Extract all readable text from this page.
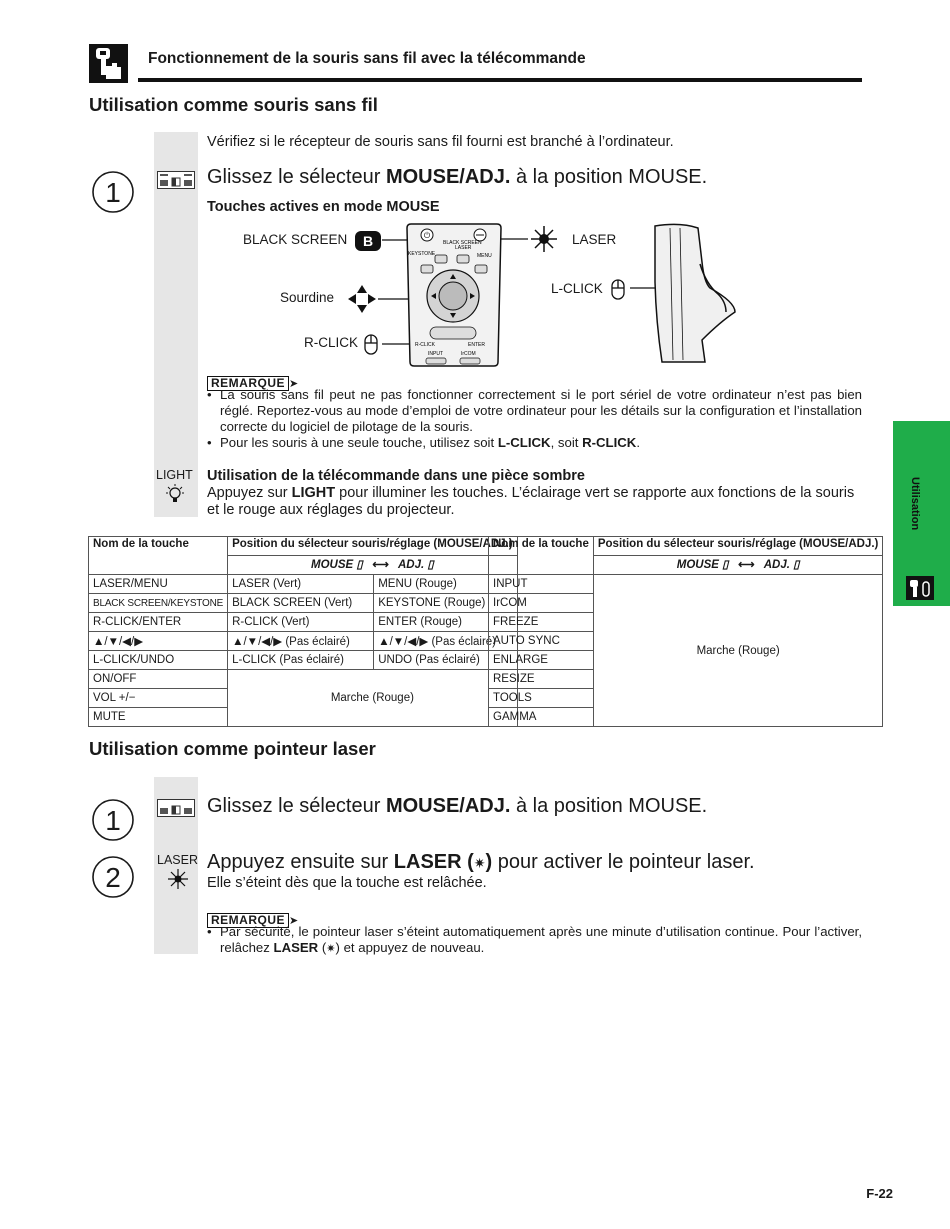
Fonctionnement de la souris sans fil avec la télécommande
Utilisation comme souris sans fil
Vérifiez si le récepteur de souris sans fil fourni est branché à l’ordinateur.
1	Glissez le sélecteur MOUSE/ADJ. à la position MOUSE.
Touches actives en mode MOUSE
BLACK SCREEN	B	LASER
Sourdine
L-CLICK
R-CLICK
⏻
BLACK SCREEN
LASER
KEYSTONE	MENU
R-CLICK	ENTER
INPUT	IrCOM
REMARQUE ➤
• La souris sans fil peut ne pas fonctionner correctement si le port sériel de votre ordinateur n’est pas bien réglé. Reportez-vous au mode d’emploi de votre ordinateur pour les détails sur la configuration et l’installation correcte du logiciel de pilotage de la souris.
• Pour les souris à une seule touche, utilisez soit L-CLICK, soit R-CLICK.
LIGHT Utilisation de la télécommande dans une pièce sombre
Appuyez sur LIGHT pour illuminer les touches. L’éclairage vert se rapporte aux fonctions de la souris et le rouge aux réglages du projecteur.
Nom de la touche	Position du sélecteur souris/réglage (MOUSE/ADJ.)	
	MOUSE ▯   ⟷ ADJ. ▯	
LASER/MENU	LASER (Vert)	MENU (Rouge)
BLACK SCREEN/KEYSTONE	BLACK SCREEN (Vert)	KEYSTONE (Rouge)
R-CLICK/ENTER	R-CLICK (Vert)	ENTER (Rouge)
▲/▼/◀/▶	▲/▼/◀/▶ (Pas éclairé)	▲/▼/◀/▶ (Pas éclairé)
L-CLICK/UNDO	L-CLICK (Pas éclairé)	UNDO (Pas éclairé)
ON/OFF	Marche (Rouge)	
VOL +/−		
MUTE		
Nom de la touche	Position du sélecteur souris/réglage (MOUSE/ADJ.)
	MOUSE ▯   ⟷ ADJ. ▯
INPUT	Marche (Rouge)
IrCOM	
FREEZE	
AUTO SYNC	
ENLARGE	
RESIZE	
TOOLS	
GAMMA	
Utilisation comme pointeur laser
1	Glissez le sélecteur MOUSE/ADJ. à la position MOUSE.
2
LASER Appuyez ensuite sur LASER (✷) pour activer le pointeur laser.
Elle s’éteint dès que la touche est relâchée.
REMARQUE ➤
• Par sécurité, le pointeur laser s’éteint automatiquement après une minute d’utilisation continue. Pour l’activer, relâchez LASER (✷) et appuyez de nouveau.
Utilisation
F-22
################
**Written exercise**
Repeat the data above exactly, but not the pictures.

**The reply**
Extract all readable text from this page.
Fonctionnement de la souris sans fil avec la télécommande
Utilisation comme souris sans fil
Vérifiez si le récepteur de souris sans fil fourni est branché à l’ordinateur.
1	Glissez le sélecteur MOUSE/ADJ. à la position MOUSE.
Touches actives en mode MOUSE
BLACK SCREEN	B	LASER
Sourdine
L-CLICK
R-CLICK
⏻
BLACK SCREEN
LASER
KEYSTONE	MENU
R-CLICK	ENTER
INPUT	IrCOM
REMARQUE ➤
• La souris sans fil peut ne pas fonctionner correctement si le port sériel de votre ordinateur n’est pas bien réglé. Reportez-vous au mode d’emploi de votre ordinateur pour les détails sur la configuration et l’installation correcte du logiciel de pilotage de la souris.
• Pour les souris à une seule touche, utilisez soit L-CLICK, soit R-CLICK.
LIGHT Utilisation de la télécommande dans une pièce sombre
Appuyez sur LIGHT pour illuminer les touches. L’éclairage vert se rapporte aux fonctions de la souris et le rouge aux réglages du projecteur.
Nom de la touche	Position du sélecteur souris/réglage (MOUSE/ADJ.)	
	MOUSE ▯   ⟷ ADJ. ▯	
LASER/MENU	LASER (Vert)	MENU (Rouge)
BLACK SCREEN/KEYSTONE	BLACK SCREEN (Vert)	KEYSTONE (Rouge)
R-CLICK/ENTER	R-CLICK (Vert)	ENTER (Rouge)
▲/▼/◀/▶	▲/▼/◀/▶ (Pas éclairé)	▲/▼/◀/▶ (Pas éclairé)
L-CLICK/UNDO	L-CLICK (Pas éclairé)	UNDO (Pas éclairé)
ON/OFF	Marche (Rouge)	
VOL +/−		
MUTE		
Nom de la touche	Position du sélecteur souris/réglage (MOUSE/ADJ.)
	MOUSE ▯   ⟷ ADJ. ▯
INPUT	Marche (Rouge)
IrCOM	
FREEZE	
AUTO SYNC	
ENLARGE	
RESIZE	
TOOLS	
GAMMA	
Utilisation comme pointeur laser
1	Glissez le sélecteur MOUSE/ADJ. à la position MOUSE.
2
LASER Appuyez ensuite sur LASER (✷) pour activer le pointeur laser.
Elle s’éteint dès que la touche est relâchée.
REMARQUE ➤
• Par sécurité, le pointeur laser s’éteint automatiquement après une minute d’utilisation continue. Pour l’activer, relâchez LASER (✷) et appuyez de nouveau.
Utilisation
F-22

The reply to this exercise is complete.